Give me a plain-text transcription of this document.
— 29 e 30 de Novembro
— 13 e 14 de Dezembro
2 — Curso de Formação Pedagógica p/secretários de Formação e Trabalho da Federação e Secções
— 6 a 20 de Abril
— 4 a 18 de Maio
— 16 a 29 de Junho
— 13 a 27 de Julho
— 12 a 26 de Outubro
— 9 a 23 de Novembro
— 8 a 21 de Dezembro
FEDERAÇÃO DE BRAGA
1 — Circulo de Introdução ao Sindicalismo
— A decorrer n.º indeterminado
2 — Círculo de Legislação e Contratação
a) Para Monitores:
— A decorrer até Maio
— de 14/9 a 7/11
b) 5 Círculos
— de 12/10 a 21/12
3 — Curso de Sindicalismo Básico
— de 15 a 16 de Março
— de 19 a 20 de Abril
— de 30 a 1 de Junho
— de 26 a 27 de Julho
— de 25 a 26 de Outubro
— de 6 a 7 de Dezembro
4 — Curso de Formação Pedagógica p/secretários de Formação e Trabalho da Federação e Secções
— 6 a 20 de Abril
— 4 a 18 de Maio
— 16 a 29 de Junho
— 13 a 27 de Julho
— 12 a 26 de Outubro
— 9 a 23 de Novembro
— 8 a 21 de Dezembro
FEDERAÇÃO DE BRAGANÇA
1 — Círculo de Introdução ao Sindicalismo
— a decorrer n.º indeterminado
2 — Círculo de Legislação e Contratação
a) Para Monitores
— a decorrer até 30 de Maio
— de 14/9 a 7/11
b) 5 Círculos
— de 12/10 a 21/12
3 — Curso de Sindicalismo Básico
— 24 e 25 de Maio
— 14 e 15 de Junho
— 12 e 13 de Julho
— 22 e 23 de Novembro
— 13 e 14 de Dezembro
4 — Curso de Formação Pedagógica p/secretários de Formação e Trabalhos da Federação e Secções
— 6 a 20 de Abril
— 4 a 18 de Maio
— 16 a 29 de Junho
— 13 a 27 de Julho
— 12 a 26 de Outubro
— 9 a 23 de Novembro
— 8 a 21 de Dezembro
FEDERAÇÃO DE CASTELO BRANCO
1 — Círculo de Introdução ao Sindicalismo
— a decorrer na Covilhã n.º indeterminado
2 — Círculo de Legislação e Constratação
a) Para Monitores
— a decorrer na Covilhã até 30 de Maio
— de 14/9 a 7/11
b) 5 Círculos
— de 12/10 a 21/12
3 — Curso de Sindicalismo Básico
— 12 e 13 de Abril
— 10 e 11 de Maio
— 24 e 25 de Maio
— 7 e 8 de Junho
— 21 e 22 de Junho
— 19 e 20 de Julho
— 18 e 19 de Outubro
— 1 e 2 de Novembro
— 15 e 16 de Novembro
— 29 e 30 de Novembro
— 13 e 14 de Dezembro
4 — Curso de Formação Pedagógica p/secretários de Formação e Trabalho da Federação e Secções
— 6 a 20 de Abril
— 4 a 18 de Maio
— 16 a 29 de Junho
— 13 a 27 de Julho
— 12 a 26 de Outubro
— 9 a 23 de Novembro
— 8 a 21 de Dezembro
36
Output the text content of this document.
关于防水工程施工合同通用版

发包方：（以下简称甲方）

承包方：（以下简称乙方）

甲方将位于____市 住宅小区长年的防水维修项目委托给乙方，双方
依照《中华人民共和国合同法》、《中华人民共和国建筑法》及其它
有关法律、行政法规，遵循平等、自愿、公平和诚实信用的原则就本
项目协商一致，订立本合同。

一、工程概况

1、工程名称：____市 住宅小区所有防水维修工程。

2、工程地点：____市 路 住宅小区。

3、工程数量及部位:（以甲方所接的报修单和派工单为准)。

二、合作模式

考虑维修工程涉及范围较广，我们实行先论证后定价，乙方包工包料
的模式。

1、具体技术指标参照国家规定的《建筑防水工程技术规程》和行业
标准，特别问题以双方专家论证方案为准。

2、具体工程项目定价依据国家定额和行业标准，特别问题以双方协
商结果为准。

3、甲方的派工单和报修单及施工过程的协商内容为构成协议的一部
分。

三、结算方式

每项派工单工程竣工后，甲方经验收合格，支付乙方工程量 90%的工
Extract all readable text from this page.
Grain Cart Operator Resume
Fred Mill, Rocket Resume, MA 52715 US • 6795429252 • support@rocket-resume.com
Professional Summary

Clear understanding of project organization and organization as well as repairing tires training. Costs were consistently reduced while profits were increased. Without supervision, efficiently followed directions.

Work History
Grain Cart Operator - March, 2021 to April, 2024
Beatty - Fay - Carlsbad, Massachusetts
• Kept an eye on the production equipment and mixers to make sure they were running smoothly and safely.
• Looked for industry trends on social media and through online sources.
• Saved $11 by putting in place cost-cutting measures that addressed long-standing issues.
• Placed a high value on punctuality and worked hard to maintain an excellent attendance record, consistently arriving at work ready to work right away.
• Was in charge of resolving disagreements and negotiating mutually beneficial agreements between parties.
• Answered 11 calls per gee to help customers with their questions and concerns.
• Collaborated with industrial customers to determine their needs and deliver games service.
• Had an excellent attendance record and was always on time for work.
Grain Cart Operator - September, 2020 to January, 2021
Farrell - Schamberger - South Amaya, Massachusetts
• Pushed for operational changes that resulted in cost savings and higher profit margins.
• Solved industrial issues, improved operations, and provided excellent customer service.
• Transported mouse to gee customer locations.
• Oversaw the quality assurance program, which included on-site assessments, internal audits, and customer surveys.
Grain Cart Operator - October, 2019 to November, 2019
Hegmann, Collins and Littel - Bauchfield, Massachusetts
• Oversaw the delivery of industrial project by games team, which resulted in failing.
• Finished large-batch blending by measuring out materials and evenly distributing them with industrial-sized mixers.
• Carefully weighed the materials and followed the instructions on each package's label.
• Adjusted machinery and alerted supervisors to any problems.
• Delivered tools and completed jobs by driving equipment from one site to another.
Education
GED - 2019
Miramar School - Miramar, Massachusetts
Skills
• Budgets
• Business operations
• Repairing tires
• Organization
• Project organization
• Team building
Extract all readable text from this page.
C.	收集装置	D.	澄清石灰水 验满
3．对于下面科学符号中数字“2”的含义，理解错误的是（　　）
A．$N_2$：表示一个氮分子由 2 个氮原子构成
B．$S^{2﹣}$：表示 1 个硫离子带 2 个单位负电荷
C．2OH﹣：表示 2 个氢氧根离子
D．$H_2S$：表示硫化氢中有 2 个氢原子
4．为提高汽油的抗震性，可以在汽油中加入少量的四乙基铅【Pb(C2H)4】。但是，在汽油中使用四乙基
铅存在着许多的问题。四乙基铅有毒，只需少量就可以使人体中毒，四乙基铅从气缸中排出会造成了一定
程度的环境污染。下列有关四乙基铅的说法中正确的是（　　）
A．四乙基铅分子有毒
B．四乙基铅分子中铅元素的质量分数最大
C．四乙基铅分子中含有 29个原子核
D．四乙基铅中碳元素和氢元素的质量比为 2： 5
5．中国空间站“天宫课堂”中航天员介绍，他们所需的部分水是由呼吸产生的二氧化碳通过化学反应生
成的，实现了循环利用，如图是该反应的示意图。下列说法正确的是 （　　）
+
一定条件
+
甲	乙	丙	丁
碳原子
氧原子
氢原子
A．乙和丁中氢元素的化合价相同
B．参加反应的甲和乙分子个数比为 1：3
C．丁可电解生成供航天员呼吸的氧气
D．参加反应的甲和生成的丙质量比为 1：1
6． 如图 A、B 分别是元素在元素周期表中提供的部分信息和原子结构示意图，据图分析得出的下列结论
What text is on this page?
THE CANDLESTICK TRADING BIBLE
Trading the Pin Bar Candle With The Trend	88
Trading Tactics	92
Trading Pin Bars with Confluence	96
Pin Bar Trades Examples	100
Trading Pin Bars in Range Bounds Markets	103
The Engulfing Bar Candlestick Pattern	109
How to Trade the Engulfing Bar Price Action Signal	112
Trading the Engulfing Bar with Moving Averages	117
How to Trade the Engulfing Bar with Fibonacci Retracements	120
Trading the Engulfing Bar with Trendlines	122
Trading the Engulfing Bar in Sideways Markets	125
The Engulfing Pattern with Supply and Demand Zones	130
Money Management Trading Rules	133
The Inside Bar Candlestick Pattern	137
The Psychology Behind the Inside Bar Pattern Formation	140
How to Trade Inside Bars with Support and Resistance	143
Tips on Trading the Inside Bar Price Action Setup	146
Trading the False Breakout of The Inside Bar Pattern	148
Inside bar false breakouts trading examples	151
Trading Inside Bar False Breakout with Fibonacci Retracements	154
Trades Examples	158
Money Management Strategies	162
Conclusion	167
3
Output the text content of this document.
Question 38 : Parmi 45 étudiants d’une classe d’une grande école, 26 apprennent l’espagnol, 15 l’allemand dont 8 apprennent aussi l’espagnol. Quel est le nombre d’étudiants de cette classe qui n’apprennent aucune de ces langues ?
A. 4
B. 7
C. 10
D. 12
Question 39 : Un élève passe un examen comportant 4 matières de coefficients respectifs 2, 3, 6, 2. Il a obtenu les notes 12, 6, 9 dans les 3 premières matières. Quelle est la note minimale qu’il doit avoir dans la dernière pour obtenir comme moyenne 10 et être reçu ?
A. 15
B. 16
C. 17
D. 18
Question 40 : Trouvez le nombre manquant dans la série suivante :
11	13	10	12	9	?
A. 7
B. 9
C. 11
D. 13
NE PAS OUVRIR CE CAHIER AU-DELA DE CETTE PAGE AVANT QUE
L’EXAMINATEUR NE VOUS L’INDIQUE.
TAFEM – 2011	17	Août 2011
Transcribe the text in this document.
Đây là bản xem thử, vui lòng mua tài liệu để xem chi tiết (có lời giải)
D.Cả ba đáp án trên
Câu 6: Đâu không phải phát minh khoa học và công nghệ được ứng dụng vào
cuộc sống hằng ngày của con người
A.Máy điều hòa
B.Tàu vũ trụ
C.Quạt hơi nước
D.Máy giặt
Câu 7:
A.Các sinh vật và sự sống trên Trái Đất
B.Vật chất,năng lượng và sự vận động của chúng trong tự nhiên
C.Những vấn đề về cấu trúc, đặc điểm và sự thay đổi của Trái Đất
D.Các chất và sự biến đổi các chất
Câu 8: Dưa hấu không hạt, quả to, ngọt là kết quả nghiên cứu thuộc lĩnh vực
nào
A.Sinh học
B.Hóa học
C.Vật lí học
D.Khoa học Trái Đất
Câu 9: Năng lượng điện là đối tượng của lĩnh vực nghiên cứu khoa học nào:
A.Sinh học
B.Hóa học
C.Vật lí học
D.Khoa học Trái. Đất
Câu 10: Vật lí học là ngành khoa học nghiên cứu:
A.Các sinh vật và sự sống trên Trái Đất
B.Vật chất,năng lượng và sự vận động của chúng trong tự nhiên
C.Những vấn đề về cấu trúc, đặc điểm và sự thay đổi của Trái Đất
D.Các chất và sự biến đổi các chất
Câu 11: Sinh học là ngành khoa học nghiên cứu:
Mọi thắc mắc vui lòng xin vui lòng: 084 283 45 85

· · · · · · ·

THE PROBLEM ▸ Provide only the count of lines in the data above that include the string "which".

RESULT FOR THIS TASK ▸ 2